> Description of the task: Transcribe the listing in full, excluding any pictures.

> Given records:
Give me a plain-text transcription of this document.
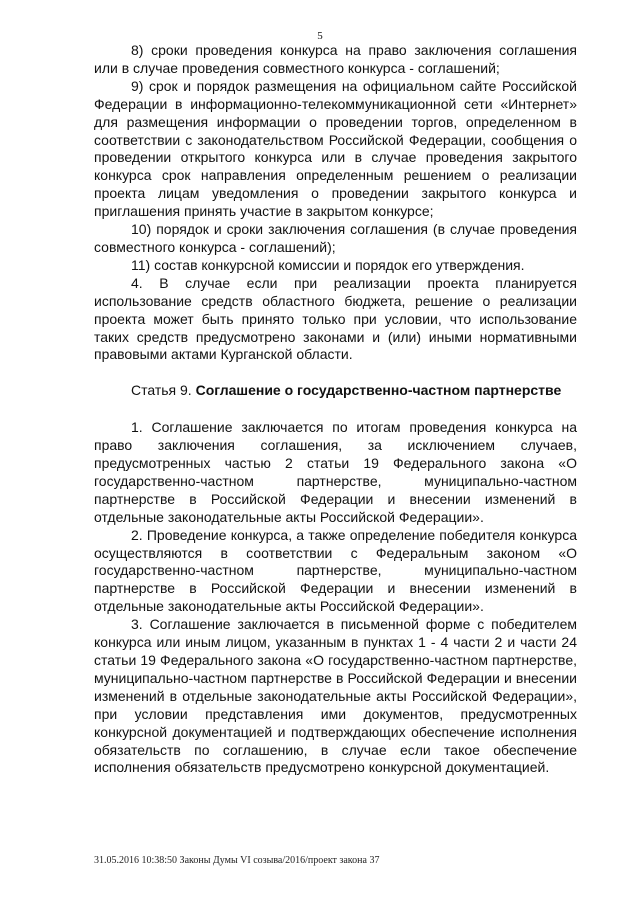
5

8) сроки проведения конкурса на право заключения соглашения или в случае проведения совместного конкурса - соглашений;

9) срок и порядок размещения на официальном сайте Российской Федерации в информационно-телекоммуникационной сети «Интернет» для размещения информации о проведении торгов, определенном в соответствии с законодательством Российской Федерации, сообщения о проведении открытого конкурса или в случае проведения закрытого конкурса срок направления определенным решением о реализации проекта лицам уведомления о проведении закрытого конкурса и приглашения принять участие в закрытом конкурсе;

10) порядок и сроки заключения соглашения (в случае проведения совместного конкурса - соглашений);

11) состав конкурсной комиссии и порядок его утверждения.

4. В случае если при реализации проекта планируется использование средств областного бюджета, решение о реализации проекта может быть принято только при условии, что использование таких средств предусмотрено законами и (или) иными нормативными правовыми актами Курганской области.

Статья 9. Соглашение о государственно-частном партнерстве

1. Соглашение заключается по итогам проведения конкурса на право заключения соглашения, за исключением случаев, предусмотренных частью 2 статьи 19 Федерального закона «О государственно-частном партнерстве, муниципально-частном партнерстве в Российской Федерации и внесении изменений в отдельные законодательные акты Российской Федерации».

2. Проведение конкурса, а также определение победителя конкурса осуществляются в соответствии с Федеральным законом «О государственно-частном партнерстве, муниципально-частном партнерстве в Российской Федерации и внесении изменений в отдельные законодательные акты Российской Федерации».

3. Соглашение заключается в письменной форме с победителем конкурса или иным лицом, указанным в пунктах 1 - 4 части 2 и части 24 статьи 19 Федерального закона «О государственно-частном партнерстве, муниципально-частном партнерстве в Российской Федерации и внесении изменений в отдельные законодательные акты Российской Федерации», при условии представления ими документов, предусмотренных конкурсной документацией и подтверждающих обеспечение исполнения обязательств по соглашению, в случае если такое обеспечение исполнения обязательств предусмотрено конкурсной документацией.

31.05.2016 10:38:50 Законы Думы VI созыва/2016/проект закона 37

> Complete response:
Give me a plain-text transcription of this document.
5

8) сроки проведения конкурса на право заключения соглашения или в случае проведения совместного конкурса - соглашений;

9) срок и порядок размещения на официальном сайте Российской Федерации в информационно-телекоммуникационной сети «Интернет» для размещения информации о проведении торгов, определенном в соответствии с законодательством Российской Федерации, сообщения о проведении открытого конкурса или в случае проведения закрытого конкурса срок направления определенным решением о реализации проекта лицам уведомления о проведении закрытого конкурса и приглашения принять участие в закрытом конкурсе;

10) порядок и сроки заключения соглашения (в случае проведения совместного конкурса - соглашений);

11) состав конкурсной комиссии и порядок его утверждения.

4. В случае если при реализации проекта планируется использование средств областного бюджета, решение о реализации проекта может быть принято только при условии, что использование таких средств предусмотрено законами и (или) иными нормативными правовыми актами Курганской области.

Статья 9. Соглашение о государственно-частном партнерстве

1. Соглашение заключается по итогам проведения конкурса на право заключения соглашения, за исключением случаев, предусмотренных частью 2 статьи 19 Федерального закона «О государственно-частном партнерстве, муниципально-частном партнерстве в Российской Федерации и внесении изменений в отдельные законодательные акты Российской Федерации».

2. Проведение конкурса, а также определение победителя конкурса осуществляются в соответствии с Федеральным законом «О государственно-частном партнерстве, муниципально-частном партнерстве в Российской Федерации и внесении изменений в отдельные законодательные акты Российской Федерации».

3. Соглашение заключается в письменной форме с победителем конкурса или иным лицом, указанным в пунктах 1 - 4 части 2 и части 24 статьи 19 Федерального закона «О государственно-частном партнерстве, муниципально-частном партнерстве в Российской Федерации и внесении изменений в отдельные законодательные акты Российской Федерации», при условии представления ими документов, предусмотренных конкурсной документацией и подтверждающих обеспечение исполнения обязательств по соглашению, в случае если такое обеспечение исполнения обязательств предусмотрено конкурсной документацией.

31.05.2016 10:38:50 Законы Думы VI созыва/2016/проект закона 37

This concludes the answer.